» **Request**:
Each line that follows is to be retyped exactly.

────

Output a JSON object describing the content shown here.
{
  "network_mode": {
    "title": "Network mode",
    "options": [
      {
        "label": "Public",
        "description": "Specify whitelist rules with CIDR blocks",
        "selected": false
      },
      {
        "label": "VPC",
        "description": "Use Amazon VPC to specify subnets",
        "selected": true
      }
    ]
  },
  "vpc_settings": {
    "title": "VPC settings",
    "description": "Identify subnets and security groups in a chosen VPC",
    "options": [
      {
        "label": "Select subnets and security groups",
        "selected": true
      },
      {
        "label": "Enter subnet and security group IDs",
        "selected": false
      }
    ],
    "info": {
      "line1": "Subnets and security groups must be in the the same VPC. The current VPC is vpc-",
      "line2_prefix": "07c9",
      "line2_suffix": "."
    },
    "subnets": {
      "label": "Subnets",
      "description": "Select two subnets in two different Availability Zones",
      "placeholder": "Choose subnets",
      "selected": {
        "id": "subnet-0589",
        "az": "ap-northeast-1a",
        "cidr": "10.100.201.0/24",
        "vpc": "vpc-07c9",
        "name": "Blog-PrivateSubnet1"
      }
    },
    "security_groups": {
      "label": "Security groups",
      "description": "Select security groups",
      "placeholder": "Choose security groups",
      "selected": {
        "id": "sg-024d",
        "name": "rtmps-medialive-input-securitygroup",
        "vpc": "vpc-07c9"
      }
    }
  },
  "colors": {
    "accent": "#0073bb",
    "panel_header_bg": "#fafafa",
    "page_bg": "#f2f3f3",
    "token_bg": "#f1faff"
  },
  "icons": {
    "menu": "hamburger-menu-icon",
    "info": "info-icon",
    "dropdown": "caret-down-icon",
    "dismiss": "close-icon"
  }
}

────

» **Task output**:
Output a JSON object describing the content shown here.
{
  "network_mode": {
    "title": "Network mode",
    "options": [
      {
        "label": "Public",
        "description": "Specify whitelist rules with CIDR blocks",
        "selected": false
      },
      {
        "label": "VPC",
        "description": "Use Amazon VPC to specify subnets",
        "selected": true
      }
    ]
  },
  "vpc_settings": {
    "title": "VPC settings",
    "description": "Identify subnets and security groups in a chosen VPC",
    "options": [
      {
        "label": "Select subnets and security groups",
        "selected": true
      },
      {
        "label": "Enter subnet and security group IDs",
        "selected": false
      }
    ],
    "info": {
      "line1": "Subnets and security groups must be in the the same VPC. The current VPC is vpc-",
      "line2_prefix": "07c9",
      "line2_suffix": "."
    },
    "subnets": {
      "label": "Subnets",
      "description": "Select two subnets in two different Availability Zones",
      "placeholder": "Choose subnets",
      "selected": {
        "id": "subnet-0589",
        "az": "ap-northeast-1a",
        "cidr": "10.100.201.0/24",
        "vpc": "vpc-07c9",
        "name": "Blog-PrivateSubnet1"
      }
    },
    "security_groups": {
      "label": "Security groups",
      "description": "Select security groups",
      "placeholder": "Choose security groups",
      "selected": {
        "id": "sg-024d",
        "name": "rtmps-medialive-input-securitygroup",
        "vpc": "vpc-07c9"
      }
    }
  },
  "colors": {
    "accent": "#0073bb",
    "panel_header_bg": "#fafafa",
    "page_bg": "#f2f3f3",
    "token_bg": "#f1faff"
  },
  "icons": {
    "menu": "hamburger-menu-icon",
    "info": "info-icon",
    "dropdown": "caret-down-icon",
    "dismiss": "close-icon"
  }
}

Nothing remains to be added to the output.